Passage shown —

▼

Accepted - 2025-10-01

Context

GitHub workflows often need to create issues and pull requests that require human attention. The traditional approach is to assign these items to specific users using the --assignee flag in GitHub CLI commands. However, this approach has several significant problems:

  1. Username Resolution Issues: GitHub's GraphQL API requires exact usernames, and organization names cannot be assigned to issues
  2. Dynamic User Context: Different workflows run in different contexts (different triggering users, repository owners)
  3. API Failures: Invalid usernames cause workflow failures with cryptic GraphQL errors like "Could not resolve to a User with the login of 'organization-name'"
  4. Maintenance Overhead: Hardcoded usernames become stale and need constant updates
  5. Cross-Repository Complexity: Template repositories used across multiple instances need flexible assignment

The original implementation used patterns like:

--assignee "${{ github.repository_owner }}"  # Organization name (invalid)
--assignee "hardcoded-username"              # Brittle and unmaintainable

This led to workflow failures that blocked critical automation processes.

Decision

Replace assignee-based task management with a Human-Required Label Strategy that uses GitHub's label system for task visibility and workflow management:

  1. Eliminate Assignees: Remove all --assignee flags from automated workflows
  2. Human-Required Label: Use human-required label to mark items needing attention
  3. Label-Based Filtering: Team members can filter on labels to find work
  4. Robust Labeling: Labels never fail - no username resolution required
  5. Flexible Organization: Different label combinations for different priority/types

Rationale

Reliability Benefits

  • No Username Resolution: Labels don't require user validation
  • Never Fail: Invalid labels are ignored, not workflow-blocking errors
  • Universal Compatibility: Works across all repositories and contexts
  • Template-Friendly: No hardcoded usernames in template repositories

Workflow Management Benefits

  • Better Filtering: Teams can create custom views using label combinations
  • Priority Systems: Multiple priority labels (high-priority, emergency)

▲

Objectives —
A: In the decision record, what label marks items that need attention?
B: Give everything from "4. Maintenance Overhead: Hardcoded" down to "critical automation processes." in the decision record again, and switch "Maintenance Overhead" to "Upkeep Burden".
Answer using only the decision record.

Extracted material —
▼

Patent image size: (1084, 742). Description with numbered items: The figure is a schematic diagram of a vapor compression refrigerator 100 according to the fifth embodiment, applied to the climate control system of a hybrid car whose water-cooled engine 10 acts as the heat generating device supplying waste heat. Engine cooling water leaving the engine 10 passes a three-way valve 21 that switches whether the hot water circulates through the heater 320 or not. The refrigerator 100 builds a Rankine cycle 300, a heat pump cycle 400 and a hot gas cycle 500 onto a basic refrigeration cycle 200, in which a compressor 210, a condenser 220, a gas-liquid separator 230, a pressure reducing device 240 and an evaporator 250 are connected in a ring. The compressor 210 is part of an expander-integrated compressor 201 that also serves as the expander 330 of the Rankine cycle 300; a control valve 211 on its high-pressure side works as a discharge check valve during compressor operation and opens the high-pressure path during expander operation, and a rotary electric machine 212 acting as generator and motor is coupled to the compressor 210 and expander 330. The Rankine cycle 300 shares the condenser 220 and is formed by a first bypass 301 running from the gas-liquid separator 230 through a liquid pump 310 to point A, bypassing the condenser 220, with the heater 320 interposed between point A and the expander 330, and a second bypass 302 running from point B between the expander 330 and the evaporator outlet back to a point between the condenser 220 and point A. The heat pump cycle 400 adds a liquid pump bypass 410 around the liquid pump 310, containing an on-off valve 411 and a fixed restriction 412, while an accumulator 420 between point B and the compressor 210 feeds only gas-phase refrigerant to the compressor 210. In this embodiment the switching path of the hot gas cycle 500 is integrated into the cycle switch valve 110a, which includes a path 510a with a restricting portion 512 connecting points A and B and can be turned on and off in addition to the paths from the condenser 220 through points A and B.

▲
▼

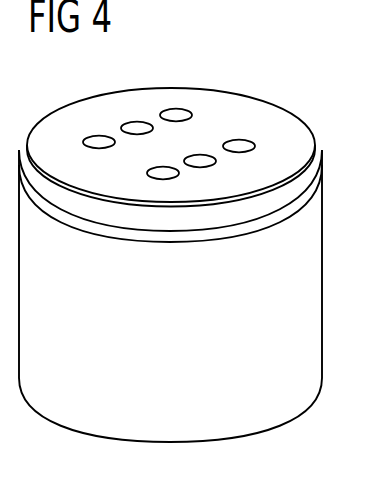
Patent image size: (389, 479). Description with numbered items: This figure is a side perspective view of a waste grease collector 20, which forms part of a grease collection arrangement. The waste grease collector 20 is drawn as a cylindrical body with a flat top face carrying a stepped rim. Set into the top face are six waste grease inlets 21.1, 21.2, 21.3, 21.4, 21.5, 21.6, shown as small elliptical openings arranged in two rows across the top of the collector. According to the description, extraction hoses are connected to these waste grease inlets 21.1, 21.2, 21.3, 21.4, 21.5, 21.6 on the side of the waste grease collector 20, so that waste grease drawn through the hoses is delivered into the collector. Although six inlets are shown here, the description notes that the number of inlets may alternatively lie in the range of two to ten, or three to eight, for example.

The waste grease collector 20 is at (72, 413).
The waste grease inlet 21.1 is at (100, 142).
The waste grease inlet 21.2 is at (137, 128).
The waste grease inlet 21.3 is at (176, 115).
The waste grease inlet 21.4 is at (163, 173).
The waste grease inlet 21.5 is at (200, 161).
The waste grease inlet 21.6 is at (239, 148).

▲
▼

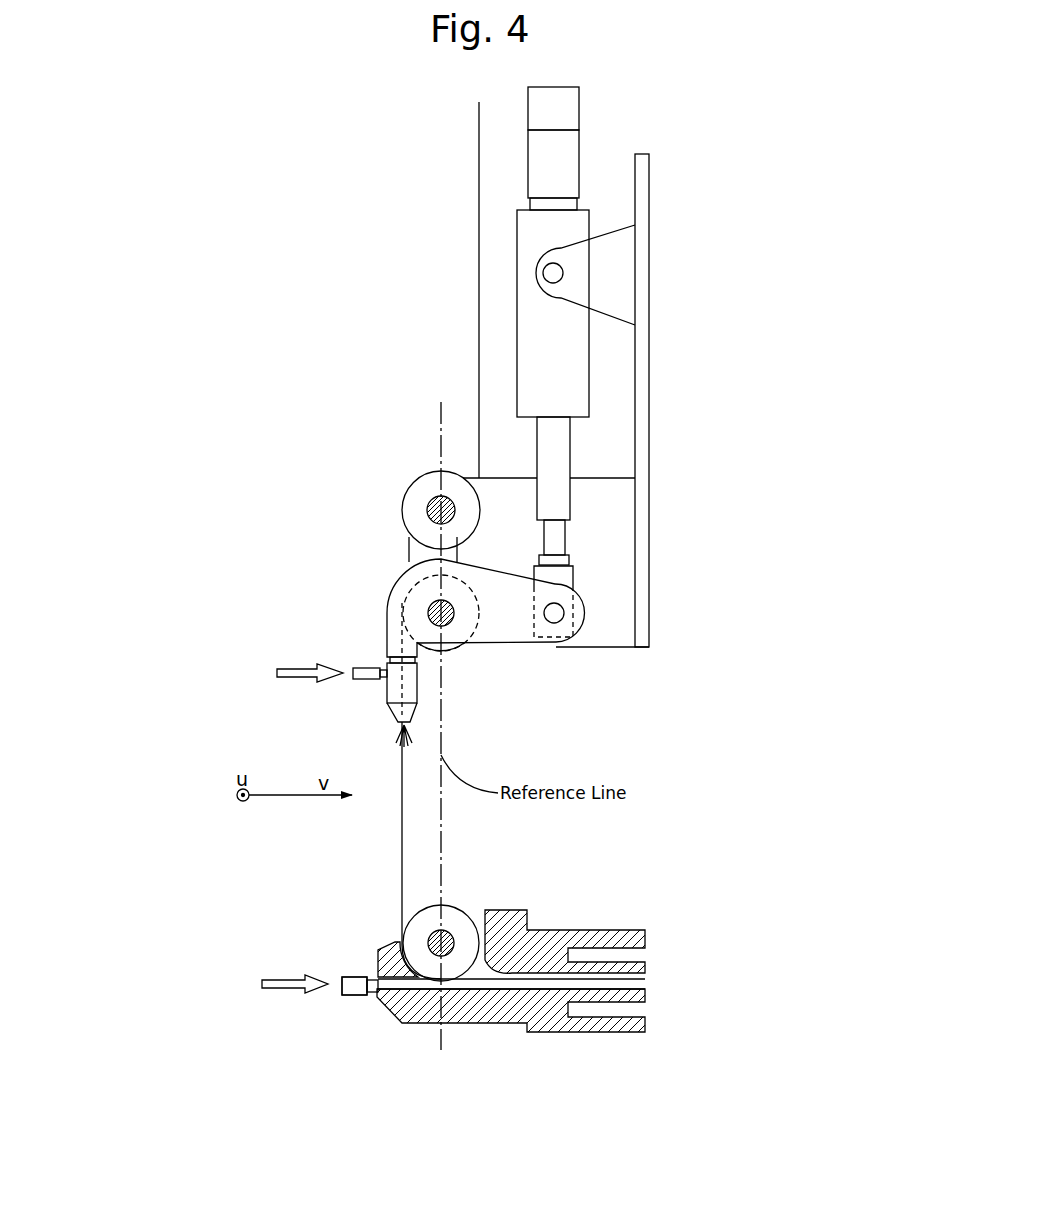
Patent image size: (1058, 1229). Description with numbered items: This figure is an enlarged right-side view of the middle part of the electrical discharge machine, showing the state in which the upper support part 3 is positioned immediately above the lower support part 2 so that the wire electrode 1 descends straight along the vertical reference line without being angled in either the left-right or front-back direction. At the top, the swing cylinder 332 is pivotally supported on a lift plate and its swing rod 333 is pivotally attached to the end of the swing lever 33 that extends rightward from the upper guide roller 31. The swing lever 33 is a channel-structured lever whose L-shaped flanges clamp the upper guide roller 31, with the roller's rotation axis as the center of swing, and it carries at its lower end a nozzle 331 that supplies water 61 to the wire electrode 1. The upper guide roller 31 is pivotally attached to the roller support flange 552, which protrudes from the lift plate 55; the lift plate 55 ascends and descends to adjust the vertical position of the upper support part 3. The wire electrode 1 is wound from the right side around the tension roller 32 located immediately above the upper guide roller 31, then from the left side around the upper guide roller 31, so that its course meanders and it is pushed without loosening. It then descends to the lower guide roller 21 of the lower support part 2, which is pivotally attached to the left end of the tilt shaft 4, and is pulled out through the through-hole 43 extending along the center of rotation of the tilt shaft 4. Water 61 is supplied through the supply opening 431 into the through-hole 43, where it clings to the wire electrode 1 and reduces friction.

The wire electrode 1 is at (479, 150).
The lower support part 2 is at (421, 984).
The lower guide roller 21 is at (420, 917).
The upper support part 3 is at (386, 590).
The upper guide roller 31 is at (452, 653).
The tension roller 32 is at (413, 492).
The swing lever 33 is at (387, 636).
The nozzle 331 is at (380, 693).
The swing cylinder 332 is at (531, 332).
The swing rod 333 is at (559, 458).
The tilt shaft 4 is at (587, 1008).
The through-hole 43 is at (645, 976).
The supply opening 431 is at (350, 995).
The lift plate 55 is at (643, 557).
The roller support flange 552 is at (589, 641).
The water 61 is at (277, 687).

▲

Exercise solutions —
A: The human-required label.

B:
4. Upkeep Burden: Hardcoded usernames become stale and need constant updates
  5. Cross-Repository Complexity: Template repositories used across multiple instances need flexible assignment

The original implementation used patterns like:

--assignee "${{ github.repository_owner }}"  # Organization name (invalid)
--assignee "hardcoded-username"              # Brittle and unmaintainable

This led to workflow failures that blocked critical automation processes.